▸ Given data:

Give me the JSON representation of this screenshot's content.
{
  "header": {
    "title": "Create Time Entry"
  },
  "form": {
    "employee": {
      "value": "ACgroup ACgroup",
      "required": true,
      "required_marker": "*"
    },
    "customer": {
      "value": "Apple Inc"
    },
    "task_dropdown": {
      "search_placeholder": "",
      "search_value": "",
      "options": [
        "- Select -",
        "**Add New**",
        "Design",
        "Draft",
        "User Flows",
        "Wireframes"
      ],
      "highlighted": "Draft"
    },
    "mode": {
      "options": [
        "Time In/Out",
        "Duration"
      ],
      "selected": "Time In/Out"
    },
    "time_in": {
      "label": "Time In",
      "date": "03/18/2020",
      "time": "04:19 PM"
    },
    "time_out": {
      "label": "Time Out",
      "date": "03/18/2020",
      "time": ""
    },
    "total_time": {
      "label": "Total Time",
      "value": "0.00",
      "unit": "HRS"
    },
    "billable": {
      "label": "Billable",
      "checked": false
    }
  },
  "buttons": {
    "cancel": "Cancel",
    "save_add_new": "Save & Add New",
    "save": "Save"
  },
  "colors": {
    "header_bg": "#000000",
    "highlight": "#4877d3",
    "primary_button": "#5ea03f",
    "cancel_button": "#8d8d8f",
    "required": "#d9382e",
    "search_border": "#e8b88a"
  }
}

▸ Task instructions: Each record above must be given again exactly.

▸ The completed task:
Give me the JSON representation of this screenshot's content.
{
  "header": {
    "title": "Create Time Entry"
  },
  "form": {
    "employee": {
      "value": "ACgroup ACgroup",
      "required": true,
      "required_marker": "*"
    },
    "customer": {
      "value": "Apple Inc"
    },
    "task_dropdown": {
      "search_placeholder": "",
      "search_value": "",
      "options": [
        "- Select -",
        "**Add New**",
        "Design",
        "Draft",
        "User Flows",
        "Wireframes"
      ],
      "highlighted": "Draft"
    },
    "mode": {
      "options": [
        "Time In/Out",
        "Duration"
      ],
      "selected": "Time In/Out"
    },
    "time_in": {
      "label": "Time In",
      "date": "03/18/2020",
      "time": "04:19 PM"
    },
    "time_out": {
      "label": "Time Out",
      "date": "03/18/2020",
      "time": ""
    },
    "total_time": {
      "label": "Total Time",
      "value": "0.00",
      "unit": "HRS"
    },
    "billable": {
      "label": "Billable",
      "checked": false
    }
  },
  "buttons": {
    "cancel": "Cancel",
    "save_add_new": "Save & Add New",
    "save": "Save"
  },
  "colors": {
    "header_bg": "#000000",
    "highlight": "#4877d3",
    "primary_button": "#5ea03f",
    "cancel_button": "#8d8d8f",
    "required": "#d9382e",
    "search_border": "#e8b88a"
  }
}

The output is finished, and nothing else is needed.